------ Data supplied ------

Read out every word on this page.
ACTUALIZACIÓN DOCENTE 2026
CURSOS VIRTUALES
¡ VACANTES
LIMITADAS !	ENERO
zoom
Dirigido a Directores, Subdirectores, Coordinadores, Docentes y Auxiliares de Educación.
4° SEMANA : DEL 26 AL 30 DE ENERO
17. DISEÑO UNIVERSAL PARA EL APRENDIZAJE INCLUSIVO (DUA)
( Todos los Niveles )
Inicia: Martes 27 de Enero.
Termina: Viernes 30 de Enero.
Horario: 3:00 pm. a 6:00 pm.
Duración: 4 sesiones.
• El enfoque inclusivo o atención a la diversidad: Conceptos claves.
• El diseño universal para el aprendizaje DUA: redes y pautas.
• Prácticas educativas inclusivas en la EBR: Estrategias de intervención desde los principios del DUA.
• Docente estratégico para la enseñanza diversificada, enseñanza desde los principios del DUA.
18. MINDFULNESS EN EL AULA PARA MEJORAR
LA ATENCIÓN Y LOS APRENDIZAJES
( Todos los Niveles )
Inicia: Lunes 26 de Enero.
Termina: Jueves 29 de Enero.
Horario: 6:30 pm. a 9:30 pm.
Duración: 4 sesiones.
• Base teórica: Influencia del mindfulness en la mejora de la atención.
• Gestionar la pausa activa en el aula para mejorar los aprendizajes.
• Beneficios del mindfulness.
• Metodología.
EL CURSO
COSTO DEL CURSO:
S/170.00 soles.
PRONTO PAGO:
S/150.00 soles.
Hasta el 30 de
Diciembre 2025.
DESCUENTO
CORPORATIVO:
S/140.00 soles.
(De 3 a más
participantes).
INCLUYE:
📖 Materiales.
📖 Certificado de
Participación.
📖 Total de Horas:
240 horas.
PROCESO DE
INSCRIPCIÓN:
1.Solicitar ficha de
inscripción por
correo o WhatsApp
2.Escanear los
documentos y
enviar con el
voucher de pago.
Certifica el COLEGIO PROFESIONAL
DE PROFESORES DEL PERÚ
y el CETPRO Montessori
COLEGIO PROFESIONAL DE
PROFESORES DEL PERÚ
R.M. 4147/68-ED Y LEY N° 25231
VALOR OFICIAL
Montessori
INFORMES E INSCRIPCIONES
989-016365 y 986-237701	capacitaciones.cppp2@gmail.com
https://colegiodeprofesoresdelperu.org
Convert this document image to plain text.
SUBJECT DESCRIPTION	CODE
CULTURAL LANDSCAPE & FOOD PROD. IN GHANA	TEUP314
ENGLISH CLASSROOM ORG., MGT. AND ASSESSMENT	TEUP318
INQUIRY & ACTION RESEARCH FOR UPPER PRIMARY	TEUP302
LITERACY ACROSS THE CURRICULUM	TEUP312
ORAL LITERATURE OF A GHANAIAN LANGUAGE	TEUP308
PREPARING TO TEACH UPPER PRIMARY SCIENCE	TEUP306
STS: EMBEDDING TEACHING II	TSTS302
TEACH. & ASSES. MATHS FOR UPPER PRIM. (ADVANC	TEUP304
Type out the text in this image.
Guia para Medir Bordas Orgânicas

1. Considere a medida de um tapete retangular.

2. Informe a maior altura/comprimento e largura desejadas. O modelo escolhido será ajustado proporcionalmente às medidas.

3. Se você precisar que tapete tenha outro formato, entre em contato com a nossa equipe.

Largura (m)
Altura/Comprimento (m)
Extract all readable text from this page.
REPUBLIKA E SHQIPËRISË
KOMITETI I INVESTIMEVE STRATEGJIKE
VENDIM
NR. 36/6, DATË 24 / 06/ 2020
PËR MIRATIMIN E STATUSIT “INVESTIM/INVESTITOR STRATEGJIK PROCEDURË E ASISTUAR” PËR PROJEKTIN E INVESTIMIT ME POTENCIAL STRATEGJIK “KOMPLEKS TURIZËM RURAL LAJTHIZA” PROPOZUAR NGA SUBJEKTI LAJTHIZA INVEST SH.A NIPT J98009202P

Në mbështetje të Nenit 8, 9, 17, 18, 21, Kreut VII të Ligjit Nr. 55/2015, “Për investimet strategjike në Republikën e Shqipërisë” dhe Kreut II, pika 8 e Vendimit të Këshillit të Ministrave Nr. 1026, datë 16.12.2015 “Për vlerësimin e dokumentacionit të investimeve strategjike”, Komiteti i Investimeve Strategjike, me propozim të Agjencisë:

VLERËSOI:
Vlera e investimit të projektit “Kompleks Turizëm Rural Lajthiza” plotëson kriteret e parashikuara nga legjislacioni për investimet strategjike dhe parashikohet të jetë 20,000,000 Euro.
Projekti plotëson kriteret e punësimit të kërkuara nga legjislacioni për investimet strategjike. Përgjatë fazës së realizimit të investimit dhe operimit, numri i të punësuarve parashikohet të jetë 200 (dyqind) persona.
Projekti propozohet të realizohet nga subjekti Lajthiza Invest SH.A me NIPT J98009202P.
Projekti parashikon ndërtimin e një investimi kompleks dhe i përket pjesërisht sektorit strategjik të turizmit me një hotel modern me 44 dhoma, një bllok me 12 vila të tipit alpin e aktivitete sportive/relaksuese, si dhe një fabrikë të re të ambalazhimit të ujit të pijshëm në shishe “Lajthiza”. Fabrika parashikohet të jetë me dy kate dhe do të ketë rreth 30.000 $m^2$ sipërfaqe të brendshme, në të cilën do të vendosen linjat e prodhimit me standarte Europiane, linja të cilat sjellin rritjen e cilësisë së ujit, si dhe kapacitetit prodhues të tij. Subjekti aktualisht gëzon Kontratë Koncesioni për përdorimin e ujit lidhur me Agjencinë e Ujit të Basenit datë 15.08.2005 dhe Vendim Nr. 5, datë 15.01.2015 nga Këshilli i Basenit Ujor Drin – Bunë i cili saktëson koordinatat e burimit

------

● Objective: Go through the material above and copy each line that has the word "principios".

● Full response:
• Prácticas educativas inclusivas en la EBR: Estrategias de intervención desde los principios del DUA.
• Docente estratégico para la enseñanza diversificada, enseñanza desde los principios del DUA.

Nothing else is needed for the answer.